Study data published Thursday in the journal Cell clarify the genetic backgrounds of men with metastatic, castration-resistant prostate cancer, revealing that the majority of cases are sensitive to drugs already available or under development. Study author Johann de Bono commented "this is a game changer," adding "it's really going to alter the way we deal with this lethal disease."
Study researchers sequenced tumours from 150 patients with metastatic, castration-resistant prostate cancer that had spread to the bones, soft tissues, lymph nodes and livers. Results showed that 89 percent of men with the disease carried "clinically actionable" mutations, including 62.7 percent with aberrations in the androgen receptor and 65 percent in other cancer-related genes.
The scientists determined that 19.3 percent of the men had mutations in ATM, BRCA1 and BRCA2. Faults in the latter two genes are linked to sensitivity to PARP inhibitors, which were originally developed to treat breast and ovarian cancers, but are now being tested in prostate cancer. Mutations were also uncovered in the PI3K and RAF gene families. Further, the work revealed that 8 percent of the men were born with genetic faults that predisposed them to prostate cancer, strengthening the case for screening people with a family history of the disease.
"This map will guide our future treatment and trials for this group of different lethal diseases," said de Bono, adding "we're describing this study as prostate cancer's Rosetta stone - because of the ability it gives us to decode the complexity of the disease, and to translate the results into personalised treatment plans for patients."
Study author Eliezer Van Allen remarked that the work "provides a strong argument that the genomics driving advanced prostate cancer is fundamentally different than primary prostate cancer." As a next phase of the research, the investigators said they plan to sequence cells from at least 500 patients with metastatic, castration-resistant prostate cancer and follow the course of their disease to assess how they respond to personalised treatment.

Excerpted records:
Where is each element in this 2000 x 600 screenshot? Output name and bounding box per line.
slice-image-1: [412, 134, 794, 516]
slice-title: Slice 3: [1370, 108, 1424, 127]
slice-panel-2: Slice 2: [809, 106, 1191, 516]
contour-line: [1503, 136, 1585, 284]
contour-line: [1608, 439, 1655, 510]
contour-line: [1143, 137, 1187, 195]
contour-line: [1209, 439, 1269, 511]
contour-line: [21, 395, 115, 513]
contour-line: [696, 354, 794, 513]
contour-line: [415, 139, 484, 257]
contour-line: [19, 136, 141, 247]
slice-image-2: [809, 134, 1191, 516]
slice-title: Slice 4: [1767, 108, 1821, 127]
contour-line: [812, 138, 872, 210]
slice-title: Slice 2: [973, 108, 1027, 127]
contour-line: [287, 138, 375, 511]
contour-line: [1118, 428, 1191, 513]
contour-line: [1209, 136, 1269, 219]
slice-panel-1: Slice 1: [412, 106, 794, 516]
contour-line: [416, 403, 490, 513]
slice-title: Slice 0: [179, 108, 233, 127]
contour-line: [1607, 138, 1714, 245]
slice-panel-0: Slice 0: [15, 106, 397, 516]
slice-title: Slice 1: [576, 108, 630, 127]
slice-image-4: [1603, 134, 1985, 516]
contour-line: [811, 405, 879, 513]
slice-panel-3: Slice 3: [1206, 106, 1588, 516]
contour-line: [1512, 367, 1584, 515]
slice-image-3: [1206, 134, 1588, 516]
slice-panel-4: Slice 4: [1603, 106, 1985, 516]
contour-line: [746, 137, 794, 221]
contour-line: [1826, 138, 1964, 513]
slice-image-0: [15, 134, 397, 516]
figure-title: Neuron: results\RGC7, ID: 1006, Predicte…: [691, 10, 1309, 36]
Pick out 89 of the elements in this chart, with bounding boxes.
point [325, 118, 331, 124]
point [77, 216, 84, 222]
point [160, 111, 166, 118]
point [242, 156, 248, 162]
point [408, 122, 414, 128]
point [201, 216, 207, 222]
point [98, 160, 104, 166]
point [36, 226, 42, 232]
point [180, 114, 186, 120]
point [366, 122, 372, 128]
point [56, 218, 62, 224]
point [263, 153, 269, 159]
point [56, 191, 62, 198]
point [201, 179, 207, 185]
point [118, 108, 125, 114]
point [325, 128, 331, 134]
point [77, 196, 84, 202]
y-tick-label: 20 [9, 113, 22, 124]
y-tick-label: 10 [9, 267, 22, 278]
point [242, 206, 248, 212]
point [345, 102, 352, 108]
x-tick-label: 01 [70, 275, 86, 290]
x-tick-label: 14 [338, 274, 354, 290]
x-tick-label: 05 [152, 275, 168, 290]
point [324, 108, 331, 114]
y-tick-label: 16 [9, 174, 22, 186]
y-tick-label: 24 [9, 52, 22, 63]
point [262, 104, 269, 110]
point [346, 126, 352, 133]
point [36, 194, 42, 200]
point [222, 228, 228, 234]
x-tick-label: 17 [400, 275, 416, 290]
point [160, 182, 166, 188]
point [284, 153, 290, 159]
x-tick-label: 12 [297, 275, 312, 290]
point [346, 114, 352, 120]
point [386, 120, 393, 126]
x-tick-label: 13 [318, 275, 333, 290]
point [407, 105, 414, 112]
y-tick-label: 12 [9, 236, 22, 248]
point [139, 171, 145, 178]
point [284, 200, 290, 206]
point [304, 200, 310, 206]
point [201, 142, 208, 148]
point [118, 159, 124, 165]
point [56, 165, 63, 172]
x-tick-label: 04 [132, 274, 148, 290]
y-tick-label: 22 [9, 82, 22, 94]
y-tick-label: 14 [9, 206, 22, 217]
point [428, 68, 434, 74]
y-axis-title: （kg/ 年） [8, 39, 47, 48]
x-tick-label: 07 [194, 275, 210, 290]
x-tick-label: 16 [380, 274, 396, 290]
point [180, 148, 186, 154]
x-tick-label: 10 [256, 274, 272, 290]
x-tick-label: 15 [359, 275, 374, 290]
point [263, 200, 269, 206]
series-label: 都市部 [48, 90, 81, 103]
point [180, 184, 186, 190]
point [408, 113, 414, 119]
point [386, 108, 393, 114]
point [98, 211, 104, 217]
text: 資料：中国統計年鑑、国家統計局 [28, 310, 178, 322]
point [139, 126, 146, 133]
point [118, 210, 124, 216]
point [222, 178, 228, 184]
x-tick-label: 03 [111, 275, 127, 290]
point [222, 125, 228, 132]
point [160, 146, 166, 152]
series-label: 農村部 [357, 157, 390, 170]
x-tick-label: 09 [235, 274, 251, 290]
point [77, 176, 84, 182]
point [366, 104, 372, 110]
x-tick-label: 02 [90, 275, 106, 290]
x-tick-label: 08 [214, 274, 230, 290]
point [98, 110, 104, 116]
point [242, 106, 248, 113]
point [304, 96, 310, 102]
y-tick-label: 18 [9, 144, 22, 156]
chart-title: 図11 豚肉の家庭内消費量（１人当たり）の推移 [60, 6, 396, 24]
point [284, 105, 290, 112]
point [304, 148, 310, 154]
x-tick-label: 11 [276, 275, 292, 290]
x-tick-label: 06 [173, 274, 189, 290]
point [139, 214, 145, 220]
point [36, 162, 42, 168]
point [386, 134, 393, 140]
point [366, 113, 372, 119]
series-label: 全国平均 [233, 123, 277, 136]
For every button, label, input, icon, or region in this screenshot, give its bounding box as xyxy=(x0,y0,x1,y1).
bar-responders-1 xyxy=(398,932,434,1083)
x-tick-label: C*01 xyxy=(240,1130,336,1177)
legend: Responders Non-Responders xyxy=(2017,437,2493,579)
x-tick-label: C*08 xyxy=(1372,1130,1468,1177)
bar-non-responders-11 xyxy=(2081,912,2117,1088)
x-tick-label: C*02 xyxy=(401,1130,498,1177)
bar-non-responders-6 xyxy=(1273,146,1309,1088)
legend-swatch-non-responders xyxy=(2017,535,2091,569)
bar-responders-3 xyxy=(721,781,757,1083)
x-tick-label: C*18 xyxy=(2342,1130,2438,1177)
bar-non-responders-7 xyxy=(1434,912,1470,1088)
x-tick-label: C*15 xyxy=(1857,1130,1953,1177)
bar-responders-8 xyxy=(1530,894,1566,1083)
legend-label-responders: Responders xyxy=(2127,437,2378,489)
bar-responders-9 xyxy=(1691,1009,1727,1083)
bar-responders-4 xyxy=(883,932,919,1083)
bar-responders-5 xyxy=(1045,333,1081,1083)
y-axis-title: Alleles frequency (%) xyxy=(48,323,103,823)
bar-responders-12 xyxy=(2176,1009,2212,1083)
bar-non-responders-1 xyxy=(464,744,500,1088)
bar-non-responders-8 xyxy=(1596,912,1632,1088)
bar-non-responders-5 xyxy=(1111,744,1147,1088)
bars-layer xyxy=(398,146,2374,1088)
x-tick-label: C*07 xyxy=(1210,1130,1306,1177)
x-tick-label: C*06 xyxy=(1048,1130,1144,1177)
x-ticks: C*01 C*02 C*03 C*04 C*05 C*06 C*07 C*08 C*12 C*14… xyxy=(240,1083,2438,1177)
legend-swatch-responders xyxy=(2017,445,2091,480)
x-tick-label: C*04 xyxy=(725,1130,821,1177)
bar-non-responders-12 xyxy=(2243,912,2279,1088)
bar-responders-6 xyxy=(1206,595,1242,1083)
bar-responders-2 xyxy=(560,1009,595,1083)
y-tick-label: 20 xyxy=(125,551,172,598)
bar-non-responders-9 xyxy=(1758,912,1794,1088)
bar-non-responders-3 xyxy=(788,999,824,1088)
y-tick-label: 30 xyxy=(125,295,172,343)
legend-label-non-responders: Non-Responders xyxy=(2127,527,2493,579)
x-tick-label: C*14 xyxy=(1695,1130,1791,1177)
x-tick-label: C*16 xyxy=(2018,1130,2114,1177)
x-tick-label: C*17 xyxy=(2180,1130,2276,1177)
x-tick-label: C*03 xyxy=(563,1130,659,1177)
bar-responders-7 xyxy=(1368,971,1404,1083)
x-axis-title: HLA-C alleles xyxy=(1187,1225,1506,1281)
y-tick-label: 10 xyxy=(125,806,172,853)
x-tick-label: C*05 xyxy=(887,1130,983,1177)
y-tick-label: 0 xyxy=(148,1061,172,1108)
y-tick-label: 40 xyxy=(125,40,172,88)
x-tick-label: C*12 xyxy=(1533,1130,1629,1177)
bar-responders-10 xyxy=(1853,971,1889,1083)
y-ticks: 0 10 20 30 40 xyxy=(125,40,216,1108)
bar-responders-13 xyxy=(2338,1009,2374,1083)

Prompt 1:
Answer these questions from the article on prostate cancer genetics:
(a) How many patients had their tumors sequenced in the study?
(b) What percentage of the men had mutations in ATM, BRCA1 and BRCA2?
(c) At least how many patients do the investigators plan to sequence cells from in the next phase?
Prompt 2:
Revise the stretch of the article on prostate cancer genetics from "Study data published" through "other cancer-related genes.", replacing "sequenced" with "analyzed".
The records have no connection to the text.

Answer area 1:
(a) 150
(b) 19.3 percent
(c) 500

Answer area 2:
Study data published Thursday in the journal Cell clarify the genetic backgrounds of men with metastatic, castration-resistant prostate cancer, revealing that the majority of cases are sensitive to drugs already available or under development. Study author Johann de Bono commented "this is a game changer," adding "it's really going to alter the way we deal with this lethal disease."
Study researchers analyzed tumours from 150 patients with metastatic, castration-resistant prostate cancer that had spread to the bones, soft tissues, lymph nodes and livers. Results showed that 89 percent of men with the disease carried "clinically actionable" mutations, including 62.7 percent with aberrations in the androgen receptor and 65 percent in other cancer-related genes.